Set down each line of the material that follows, exactly, with no pictures.

Material supplied
>> Begin

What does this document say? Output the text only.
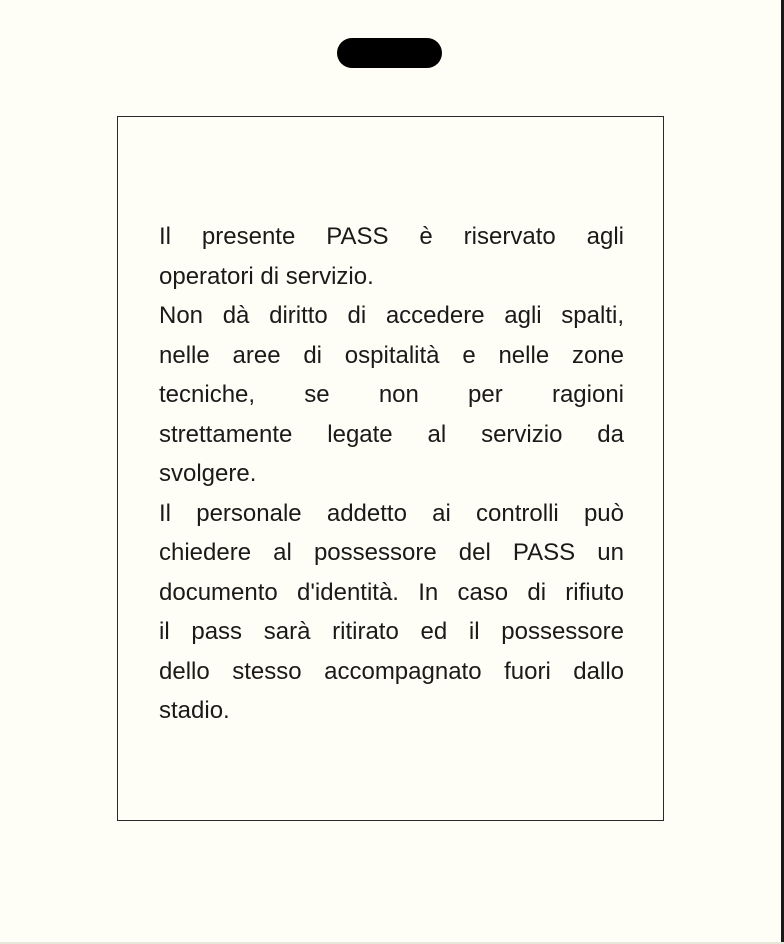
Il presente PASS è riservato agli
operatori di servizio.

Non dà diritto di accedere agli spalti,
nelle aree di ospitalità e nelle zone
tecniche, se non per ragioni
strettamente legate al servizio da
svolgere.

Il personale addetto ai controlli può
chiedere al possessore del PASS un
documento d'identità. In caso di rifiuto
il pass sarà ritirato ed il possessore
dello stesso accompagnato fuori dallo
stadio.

>> End

Completed exercise
What does this document say? Output the text only.
Il presente PASS è riservato agli
operatori di servizio.

Non dà diritto di accedere agli spalti,
nelle aree di ospitalità e nelle zone
tecniche, se non per ragioni
strettamente legate al servizio da
svolgere.

Il personale addetto ai controlli può
chiedere al possessore del PASS un
documento d'identità. In caso di rifiuto
il pass sarà ritirato ed il possessore
dello stesso accompagnato fuori dallo
stadio.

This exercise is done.